§ **Written exercise**:
Retype the material word for word.

§ **Rows**:
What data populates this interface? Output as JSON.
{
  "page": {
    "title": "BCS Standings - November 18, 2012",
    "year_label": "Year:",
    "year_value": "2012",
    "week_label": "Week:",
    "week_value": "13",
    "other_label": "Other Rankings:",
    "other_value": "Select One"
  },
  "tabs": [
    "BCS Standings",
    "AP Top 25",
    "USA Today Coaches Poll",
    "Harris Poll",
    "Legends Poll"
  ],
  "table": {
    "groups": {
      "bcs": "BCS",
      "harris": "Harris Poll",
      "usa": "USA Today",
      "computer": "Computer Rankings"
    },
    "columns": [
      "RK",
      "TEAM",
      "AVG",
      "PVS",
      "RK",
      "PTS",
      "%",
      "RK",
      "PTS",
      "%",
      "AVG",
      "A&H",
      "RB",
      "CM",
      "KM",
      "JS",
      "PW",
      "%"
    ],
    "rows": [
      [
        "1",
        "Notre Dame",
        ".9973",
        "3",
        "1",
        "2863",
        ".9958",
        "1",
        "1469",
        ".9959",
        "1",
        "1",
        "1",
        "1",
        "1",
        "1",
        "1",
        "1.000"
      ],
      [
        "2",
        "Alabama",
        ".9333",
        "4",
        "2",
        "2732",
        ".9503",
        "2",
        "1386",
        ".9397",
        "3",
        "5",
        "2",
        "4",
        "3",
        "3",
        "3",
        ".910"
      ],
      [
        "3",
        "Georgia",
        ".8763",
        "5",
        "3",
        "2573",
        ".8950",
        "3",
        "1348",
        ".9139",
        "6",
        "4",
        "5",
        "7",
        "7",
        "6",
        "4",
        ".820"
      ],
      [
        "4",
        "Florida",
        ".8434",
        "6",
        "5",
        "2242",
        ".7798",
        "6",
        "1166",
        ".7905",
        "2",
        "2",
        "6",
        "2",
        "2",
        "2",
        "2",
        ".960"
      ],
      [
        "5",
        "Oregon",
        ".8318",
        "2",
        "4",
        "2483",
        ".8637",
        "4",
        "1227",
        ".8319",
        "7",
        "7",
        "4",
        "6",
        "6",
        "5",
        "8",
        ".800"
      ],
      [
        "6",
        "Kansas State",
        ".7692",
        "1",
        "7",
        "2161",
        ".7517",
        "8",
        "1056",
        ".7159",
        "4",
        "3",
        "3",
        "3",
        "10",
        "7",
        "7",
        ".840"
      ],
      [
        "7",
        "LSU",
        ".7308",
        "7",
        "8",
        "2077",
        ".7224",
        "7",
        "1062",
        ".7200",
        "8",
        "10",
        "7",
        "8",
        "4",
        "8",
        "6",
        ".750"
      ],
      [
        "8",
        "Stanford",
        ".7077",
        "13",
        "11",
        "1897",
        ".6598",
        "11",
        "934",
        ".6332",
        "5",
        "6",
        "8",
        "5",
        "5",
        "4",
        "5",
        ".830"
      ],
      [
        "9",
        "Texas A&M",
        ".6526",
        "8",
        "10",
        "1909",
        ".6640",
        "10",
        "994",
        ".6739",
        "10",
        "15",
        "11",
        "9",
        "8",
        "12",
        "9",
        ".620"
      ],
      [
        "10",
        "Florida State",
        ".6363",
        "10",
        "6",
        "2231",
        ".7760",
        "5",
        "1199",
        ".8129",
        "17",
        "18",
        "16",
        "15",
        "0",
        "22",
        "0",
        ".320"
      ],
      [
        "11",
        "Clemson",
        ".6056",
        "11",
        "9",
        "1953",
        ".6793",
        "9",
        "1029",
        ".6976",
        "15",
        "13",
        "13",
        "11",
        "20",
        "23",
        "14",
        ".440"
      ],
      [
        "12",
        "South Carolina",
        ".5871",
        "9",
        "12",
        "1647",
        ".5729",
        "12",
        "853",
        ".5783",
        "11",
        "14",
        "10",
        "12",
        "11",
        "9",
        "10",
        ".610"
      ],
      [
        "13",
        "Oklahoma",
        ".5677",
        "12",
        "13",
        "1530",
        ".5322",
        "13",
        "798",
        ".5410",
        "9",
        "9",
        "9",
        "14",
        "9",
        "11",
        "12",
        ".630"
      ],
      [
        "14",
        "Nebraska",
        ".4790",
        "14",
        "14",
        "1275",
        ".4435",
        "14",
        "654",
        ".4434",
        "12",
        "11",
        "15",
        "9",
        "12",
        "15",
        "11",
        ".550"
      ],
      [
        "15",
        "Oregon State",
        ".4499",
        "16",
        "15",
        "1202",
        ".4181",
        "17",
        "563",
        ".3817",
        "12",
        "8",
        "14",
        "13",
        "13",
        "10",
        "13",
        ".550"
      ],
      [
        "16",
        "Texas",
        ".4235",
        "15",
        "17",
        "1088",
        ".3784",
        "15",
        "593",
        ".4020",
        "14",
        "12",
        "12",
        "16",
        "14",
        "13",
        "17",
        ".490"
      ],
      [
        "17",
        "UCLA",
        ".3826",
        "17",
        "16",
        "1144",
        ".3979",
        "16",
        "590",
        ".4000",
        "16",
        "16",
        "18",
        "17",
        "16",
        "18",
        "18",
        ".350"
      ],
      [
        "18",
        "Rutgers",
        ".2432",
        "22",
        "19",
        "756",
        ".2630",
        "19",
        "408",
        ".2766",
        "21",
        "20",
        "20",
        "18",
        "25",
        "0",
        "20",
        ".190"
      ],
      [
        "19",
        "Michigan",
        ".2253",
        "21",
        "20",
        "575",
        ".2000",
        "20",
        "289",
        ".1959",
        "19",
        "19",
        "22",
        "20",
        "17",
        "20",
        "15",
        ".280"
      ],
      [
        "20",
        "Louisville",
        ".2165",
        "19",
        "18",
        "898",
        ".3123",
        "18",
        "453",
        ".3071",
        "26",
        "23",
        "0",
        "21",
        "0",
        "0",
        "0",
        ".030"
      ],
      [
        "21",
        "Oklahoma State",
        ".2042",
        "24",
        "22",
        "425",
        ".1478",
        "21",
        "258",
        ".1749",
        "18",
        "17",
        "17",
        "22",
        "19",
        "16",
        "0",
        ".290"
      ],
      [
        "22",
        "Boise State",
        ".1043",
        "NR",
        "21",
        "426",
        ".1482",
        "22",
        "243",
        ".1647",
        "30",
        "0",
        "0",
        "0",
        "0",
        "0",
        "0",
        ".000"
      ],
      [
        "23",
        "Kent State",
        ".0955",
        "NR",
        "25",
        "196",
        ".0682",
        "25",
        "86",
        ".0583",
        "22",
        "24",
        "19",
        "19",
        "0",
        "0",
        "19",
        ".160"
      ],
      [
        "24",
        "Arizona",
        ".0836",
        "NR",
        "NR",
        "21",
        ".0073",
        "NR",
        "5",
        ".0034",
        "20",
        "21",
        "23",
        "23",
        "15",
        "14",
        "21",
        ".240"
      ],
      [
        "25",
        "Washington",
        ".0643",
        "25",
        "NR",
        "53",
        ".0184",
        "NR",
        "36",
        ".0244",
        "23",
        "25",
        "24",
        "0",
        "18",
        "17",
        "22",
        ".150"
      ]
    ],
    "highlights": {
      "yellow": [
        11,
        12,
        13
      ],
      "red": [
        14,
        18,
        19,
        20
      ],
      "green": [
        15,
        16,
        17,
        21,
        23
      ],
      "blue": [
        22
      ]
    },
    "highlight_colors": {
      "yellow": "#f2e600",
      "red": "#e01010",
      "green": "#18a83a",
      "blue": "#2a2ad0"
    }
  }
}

§ **Full answer**:
What data populates this interface? Output as JSON.
{
  "page": {
    "title": "BCS Standings - November 18, 2012",
    "year_label": "Year:",
    "year_value": "2012",
    "week_label": "Week:",
    "week_value": "13",
    "other_label": "Other Rankings:",
    "other_value": "Select One"
  },
  "tabs": [
    "BCS Standings",
    "AP Top 25",
    "USA Today Coaches Poll",
    "Harris Poll",
    "Legends Poll"
  ],
  "table": {
    "groups": {
      "bcs": "BCS",
      "harris": "Harris Poll",
      "usa": "USA Today",
      "computer": "Computer Rankings"
    },
    "columns": [
      "RK",
      "TEAM",
      "AVG",
      "PVS",
      "RK",
      "PTS",
      "%",
      "RK",
      "PTS",
      "%",
      "AVG",
      "A&H",
      "RB",
      "CM",
      "KM",
      "JS",
      "PW",
      "%"
    ],
    "rows": [
      [
        "1",
        "Notre Dame",
        ".9973",
        "3",
        "1",
        "2863",
        ".9958",
        "1",
        "1469",
        ".9959",
        "1",
        "1",
        "1",
        "1",
        "1",
        "1",
        "1",
        "1.000"
      ],
      [
        "2",
        "Alabama",
        ".9333",
        "4",
        "2",
        "2732",
        ".9503",
        "2",
        "1386",
        ".9397",
        "3",
        "5",
        "2",
        "4",
        "3",
        "3",
        "3",
        ".910"
      ],
      [
        "3",
        "Georgia",
        ".8763",
        "5",
        "3",
        "2573",
        ".8950",
        "3",
        "1348",
        ".9139",
        "6",
        "4",
        "5",
        "7",
        "7",
        "6",
        "4",
        ".820"
      ],
      [
        "4",
        "Florida",
        ".8434",
        "6",
        "5",
        "2242",
        ".7798",
        "6",
        "1166",
        ".7905",
        "2",
        "2",
        "6",
        "2",
        "2",
        "2",
        "2",
        ".960"
      ],
      [
        "5",
        "Oregon",
        ".8318",
        "2",
        "4",
        "2483",
        ".8637",
        "4",
        "1227",
        ".8319",
        "7",
        "7",
        "4",
        "6",
        "6",
        "5",
        "8",
        ".800"
      ],
      [
        "6",
        "Kansas State",
        ".7692",
        "1",
        "7",
        "2161",
        ".7517",
        "8",
        "1056",
        ".7159",
        "4",
        "3",
        "3",
        "3",
        "10",
        "7",
        "7",
        ".840"
      ],
      [
        "7",
        "LSU",
        ".7308",
        "7",
        "8",
        "2077",
        ".7224",
        "7",
        "1062",
        ".7200",
        "8",
        "10",
        "7",
        "8",
        "4",
        "8",
        "6",
        ".750"
      ],
      [
        "8",
        "Stanford",
        ".7077",
        "13",
        "11",
        "1897",
        ".6598",
        "11",
        "934",
        ".6332",
        "5",
        "6",
        "8",
        "5",
        "5",
        "4",
        "5",
        ".830"
      ],
      [
        "9",
        "Texas A&M",
        ".6526",
        "8",
        "10",
        "1909",
        ".6640",
        "10",
        "994",
        ".6739",
        "10",
        "15",
        "11",
        "9",
        "8",
        "12",
        "9",
        ".620"
      ],
      [
        "10",
        "Florida State",
        ".6363",
        "10",
        "6",
        "2231",
        ".7760",
        "5",
        "1199",
        ".8129",
        "17",
        "18",
        "16",
        "15",
        "0",
        "22",
        "0",
        ".320"
      ],
      [
        "11",
        "Clemson",
        ".6056",
        "11",
        "9",
        "1953",
        ".6793",
        "9",
        "1029",
        ".6976",
        "15",
        "13",
        "13",
        "11",
        "20",
        "23",
        "14",
        ".440"
      ],
      [
        "12",
        "South Carolina",
        ".5871",
        "9",
        "12",
        "1647",
        ".5729",
        "12",
        "853",
        ".5783",
        "11",
        "14",
        "10",
        "12",
        "11",
        "9",
        "10",
        ".610"
      ],
      [
        "13",
        "Oklahoma",
        ".5677",
        "12",
        "13",
        "1530",
        ".5322",
        "13",
        "798",
        ".5410",
        "9",
        "9",
        "9",
        "14",
        "9",
        "11",
        "12",
        ".630"
      ],
      [
        "14",
        "Nebraska",
        ".4790",
        "14",
        "14",
        "1275",
        ".4435",
        "14",
        "654",
        ".4434",
        "12",
        "11",
        "15",
        "9",
        "12",
        "15",
        "11",
        ".550"
      ],
      [
        "15",
        "Oregon State",
        ".4499",
        "16",
        "15",
        "1202",
        ".4181",
        "17",
        "563",
        ".3817",
        "12",
        "8",
        "14",
        "13",
        "13",
        "10",
        "13",
        ".550"
      ],
      [
        "16",
        "Texas",
        ".4235",
        "15",
        "17",
        "1088",
        ".3784",
        "15",
        "593",
        ".4020",
        "14",
        "12",
        "12",
        "16",
        "14",
        "13",
        "17",
        ".490"
      ],
      [
        "17",
        "UCLA",
        ".3826",
        "17",
        "16",
        "1144",
        ".3979",
        "16",
        "590",
        ".4000",
        "16",
        "16",
        "18",
        "17",
        "16",
        "18",
        "18",
        ".350"
      ],
      [
        "18",
        "Rutgers",
        ".2432",
        "22",
        "19",
        "756",
        ".2630",
        "19",
        "408",
        ".2766",
        "21",
        "20",
        "20",
        "18",
        "25",
        "0",
        "20",
        ".190"
      ],
      [
        "19",
        "Michigan",
        ".2253",
        "21",
        "20",
        "575",
        ".2000",
        "20",
        "289",
        ".1959",
        "19",
        "19",
        "22",
        "20",
        "17",
        "20",
        "15",
        ".280"
      ],
      [
        "20",
        "Louisville",
        ".2165",
        "19",
        "18",
        "898",
        ".3123",
        "18",
        "453",
        ".3071",
        "26",
        "23",
        "0",
        "21",
        "0",
        "0",
        "0",
        ".030"
      ],
      [
        "21",
        "Oklahoma State",
        ".2042",
        "24",
        "22",
        "425",
        ".1478",
        "21",
        "258",
        ".1749",
        "18",
        "17",
        "17",
        "22",
        "19",
        "16",
        "0",
        ".290"
      ],
      [
        "22",
        "Boise State",
        ".1043",
        "NR",
        "21",
        "426",
        ".1482",
        "22",
        "243",
        ".1647",
        "30",
        "0",
        "0",
        "0",
        "0",
        "0",
        "0",
        ".000"
      ],
      [
        "23",
        "Kent State",
        ".0955",
        "NR",
        "25",
        "196",
        ".0682",
        "25",
        "86",
        ".0583",
        "22",
        "24",
        "19",
        "19",
        "0",
        "0",
        "19",
        ".160"
      ],
      [
        "24",
        "Arizona",
        ".0836",
        "NR",
        "NR",
        "21",
        ".0073",
        "NR",
        "5",
        ".0034",
        "20",
        "21",
        "23",
        "23",
        "15",
        "14",
        "21",
        ".240"
      ],
      [
        "25",
        "Washington",
        ".0643",
        "25",
        "NR",
        "53",
        ".0184",
        "NR",
        "36",
        ".0244",
        "23",
        "25",
        "24",
        "0",
        "18",
        "17",
        "22",
        ".150"
      ]
    ],
    "highlights": {
      "yellow": [
        11,
        12,
        13
      ],
      "red": [
        14,
        18,
        19,
        20
      ],
      "green": [
        15,
        16,
        17,
        21,
        23
      ],
      "blue": [
        22
      ]
    },
    "highlight_colors": {
      "yellow": "#f2e600",
      "red": "#e01010",
      "green": "#18a83a",
      "blue": "#2a2ad0"
    }
  }
}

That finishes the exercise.